§ TASK GOAL
Output all the entries word for word. Omit the pictures.
····················
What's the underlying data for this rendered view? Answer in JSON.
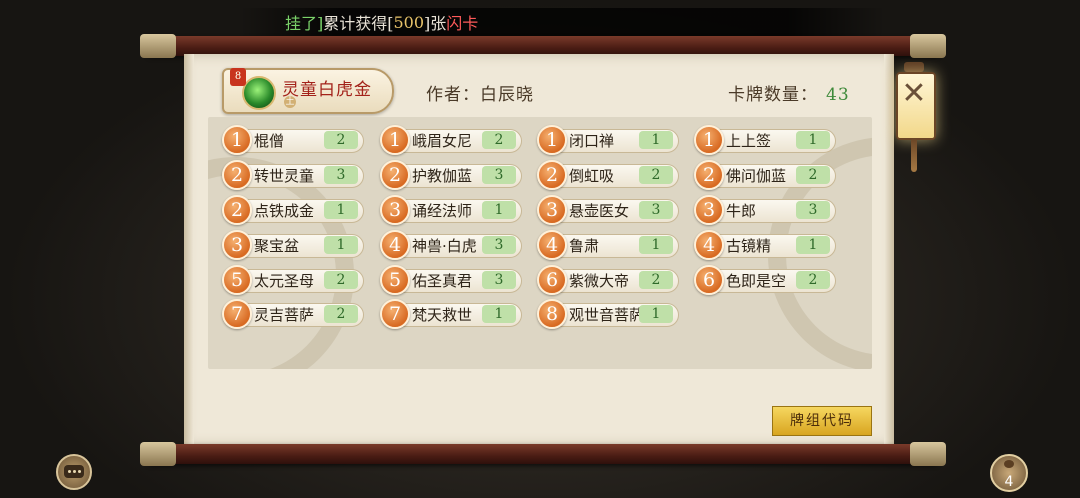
{
  "ticker": {
    "part1": "挂了]",
    "part2": "累计获得[",
    "part3": "500",
    "part4": "]张",
    "part5": "闪卡"
  },
  "hero": {
    "name": "灵童白虎金",
    "tag": "8",
    "sub": "土"
  },
  "author": "作者：白辰晓",
  "card_count_label": "卡牌数量：",
  "card_count": "43",
  "deck_code_button": "牌组代码",
  "close_icon_label": "✕",
  "bag_count": "4",
  "cards": [
    {
      "cost": "1",
      "name": "棍僧",
      "qty": "2"
    },
    {
      "cost": "1",
      "name": "峨眉女尼",
      "qty": "2"
    },
    {
      "cost": "1",
      "name": "闭口禅",
      "qty": "1"
    },
    {
      "cost": "1",
      "name": "上上签",
      "qty": "1"
    },
    {
      "cost": "2",
      "name": "转世灵童",
      "qty": "3"
    },
    {
      "cost": "2",
      "name": "护教伽蓝",
      "qty": "3"
    },
    {
      "cost": "2",
      "name": "倒虹吸",
      "qty": "2"
    },
    {
      "cost": "2",
      "name": "佛问伽蓝",
      "qty": "2"
    },
    {
      "cost": "2",
      "name": "点铁成金",
      "qty": "1"
    },
    {
      "cost": "3",
      "name": "诵经法师",
      "qty": "1"
    },
    {
      "cost": "3",
      "name": "悬壶医女",
      "qty": "3"
    },
    {
      "cost": "3",
      "name": "牛郎",
      "qty": "3"
    },
    {
      "cost": "3",
      "name": "聚宝盆",
      "qty": "1"
    },
    {
      "cost": "4",
      "name": "神兽·白虎",
      "qty": "3"
    },
    {
      "cost": "4",
      "name": "鲁肃",
      "qty": "1"
    },
    {
      "cost": "4",
      "name": "古镜精",
      "qty": "1"
    },
    {
      "cost": "5",
      "name": "太元圣母",
      "qty": "2"
    },
    {
      "cost": "5",
      "name": "佑圣真君",
      "qty": "3"
    },
    {
      "cost": "6",
      "name": "紫微大帝",
      "qty": "2"
    },
    {
      "cost": "6",
      "name": "色即是空",
      "qty": "2"
    },
    {
      "cost": "7",
      "name": "灵吉菩萨",
      "qty": "2"
    },
    {
      "cost": "7",
      "name": "梵天救世",
      "qty": "1"
    },
    {
      "cost": "8",
      "name": "观世音菩萨",
      "qty": "1"
    }
  ]
}
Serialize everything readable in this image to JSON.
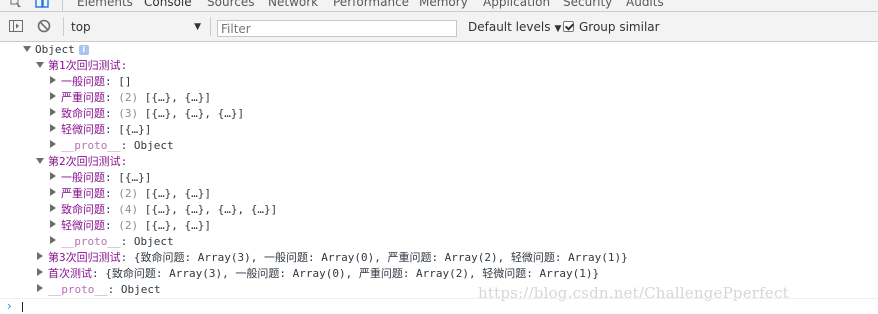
{
  "tabs": [
    {
      "label": "Elements"
    },
    {
      "label": "Console"
    },
    {
      "label": "Sources"
    },
    {
      "label": "Network"
    },
    {
      "label": "Performance"
    },
    {
      "label": "Memory"
    },
    {
      "label": "Application"
    },
    {
      "label": "Security"
    },
    {
      "label": "Audits"
    }
  ],
  "toolbar": {
    "context": "top",
    "filter_placeholder": "Filter",
    "levels_label": "Default levels",
    "group_similar_label": "Group similar",
    "group_similar_checked": true
  },
  "tree": {
    "root": "Object",
    "groups": [
      {
        "label": "第1次回归测试:",
        "items": [
          {
            "key": "一般问题",
            "value": "[]"
          },
          {
            "key": "严重问题",
            "count": "(2)",
            "value": "[{…}, {…}]"
          },
          {
            "key": "致命问题",
            "count": "(3)",
            "value": "[{…}, {…}, {…}]"
          },
          {
            "key": "轻微问题",
            "value": "[{…}]"
          }
        ],
        "proto": {
          "key": "__proto__",
          "value": "Object"
        }
      },
      {
        "label": "第2次回归测试:",
        "items": [
          {
            "key": "一般问题",
            "value": "[{…}]"
          },
          {
            "key": "严重问题",
            "count": "(2)",
            "value": "[{…}, {…}]"
          },
          {
            "key": "致命问题",
            "count": "(4)",
            "value": "[{…}, {…}, {…}, {…}]"
          },
          {
            "key": "轻微问题",
            "count": "(2)",
            "value": "[{…}, {…}]"
          }
        ],
        "proto": {
          "key": "__proto__",
          "value": "Object"
        }
      }
    ],
    "collapsed": [
      {
        "label": "第3次回归测试",
        "value": "{致命问题: Array(3), 一般问题: Array(0), 严重问题: Array(2), 轻微问题: Array(1)}"
      },
      {
        "label": "首次测试",
        "value": "{致命问题: Array(3), 一般问题: Array(0), 严重问题: Array(2), 轻微问题: Array(1)}"
      }
    ],
    "root_proto": {
      "key": "__proto__",
      "value": "Object"
    }
  },
  "watermark": "https://blog.csdn.net/ChallengePperfect"
}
····················
§ COMPLETE ANSWER
What's the underlying data for this rendered view? Answer in JSON.
{
  "ticker": {
    "part1": "挂了]",
    "part2": "累计获得[",
    "part3": "500",
    "part4": "]张",
    "part5": "闪卡"
  },
  "hero": {
    "name": "灵童白虎金",
    "tag": "8",
    "sub": "土"
  },
  "author": "作者：白辰晓",
  "card_count_label": "卡牌数量：",
  "card_count": "43",
  "deck_code_button": "牌组代码",
  "close_icon_label": "✕",
  "bag_count": "4",
  "cards": [
    {
      "cost": "1",
      "name": "棍僧",
      "qty": "2"
    },
    {
      "cost": "1",
      "name": "峨眉女尼",
      "qty": "2"
    },
    {
      "cost": "1",
      "name": "闭口禅",
      "qty": "1"
    },
    {
      "cost": "1",
      "name": "上上签",
      "qty": "1"
    },
    {
      "cost": "2",
      "name": "转世灵童",
      "qty": "3"
    },
    {
      "cost": "2",
      "name": "护教伽蓝",
      "qty": "3"
    },
    {
      "cost": "2",
      "name": "倒虹吸",
      "qty": "2"
    },
    {
      "cost": "2",
      "name": "佛问伽蓝",
      "qty": "2"
    },
    {
      "cost": "2",
      "name": "点铁成金",
      "qty": "1"
    },
    {
      "cost": "3",
      "name": "诵经法师",
      "qty": "1"
    },
    {
      "cost": "3",
      "name": "悬壶医女",
      "qty": "3"
    },
    {
      "cost": "3",
      "name": "牛郎",
      "qty": "3"
    },
    {
      "cost": "3",
      "name": "聚宝盆",
      "qty": "1"
    },
    {
      "cost": "4",
      "name": "神兽·白虎",
      "qty": "3"
    },
    {
      "cost": "4",
      "name": "鲁肃",
      "qty": "1"
    },
    {
      "cost": "4",
      "name": "古镜精",
      "qty": "1"
    },
    {
      "cost": "5",
      "name": "太元圣母",
      "qty": "2"
    },
    {
      "cost": "5",
      "name": "佑圣真君",
      "qty": "3"
    },
    {
      "cost": "6",
      "name": "紫微大帝",
      "qty": "2"
    },
    {
      "cost": "6",
      "name": "色即是空",
      "qty": "2"
    },
    {
      "cost": "7",
      "name": "灵吉菩萨",
      "qty": "2"
    },
    {
      "cost": "7",
      "name": "梵天救世",
      "qty": "1"
    },
    {
      "cost": "8",
      "name": "观世音菩萨",
      "qty": "1"
    }
  ]
}
Serialize everything readable in this image to JSON.
{
  "tabs": [
    {
      "label": "Elements"
    },
    {
      "label": "Console"
    },
    {
      "label": "Sources"
    },
    {
      "label": "Network"
    },
    {
      "label": "Performance"
    },
    {
      "label": "Memory"
    },
    {
      "label": "Application"
    },
    {
      "label": "Security"
    },
    {
      "label": "Audits"
    }
  ],
  "toolbar": {
    "context": "top",
    "filter_placeholder": "Filter",
    "levels_label": "Default levels",
    "group_similar_label": "Group similar",
    "group_similar_checked": true
  },
  "tree": {
    "root": "Object",
    "groups": [
      {
        "label": "第1次回归测试:",
        "items": [
          {
            "key": "一般问题",
            "value": "[]"
          },
          {
            "key": "严重问题",
            "count": "(2)",
            "value": "[{…}, {…}]"
          },
          {
            "key": "致命问题",
            "count": "(3)",
            "value": "[{…}, {…}, {…}]"
          },
          {
            "key": "轻微问题",
            "value": "[{…}]"
          }
        ],
        "proto": {
          "key": "__proto__",
          "value": "Object"
        }
      },
      {
        "label": "第2次回归测试:",
        "items": [
          {
            "key": "一般问题",
            "value": "[{…}]"
          },
          {
            "key": "严重问题",
            "count": "(2)",
            "value": "[{…}, {…}]"
          },
          {
            "key": "致命问题",
            "count": "(4)",
            "value": "[{…}, {…}, {…}, {…}]"
          },
          {
            "key": "轻微问题",
            "count": "(2)",
            "value": "[{…}, {…}]"
          }
        ],
        "proto": {
          "key": "__proto__",
          "value": "Object"
        }
      }
    ],
    "collapsed": [
      {
        "label": "第3次回归测试",
        "value": "{致命问题: Array(3), 一般问题: Array(0), 严重问题: Array(2), 轻微问题: Array(1)}"
      },
      {
        "label": "首次测试",
        "value": "{致命问题: Array(3), 一般问题: Array(0), 严重问题: Array(2), 轻微问题: Array(1)}"
      }
    ],
    "root_proto": {
      "key": "__proto__",
      "value": "Object"
    }
  },
  "watermark": "https://blog.csdn.net/ChallengePperfect"
}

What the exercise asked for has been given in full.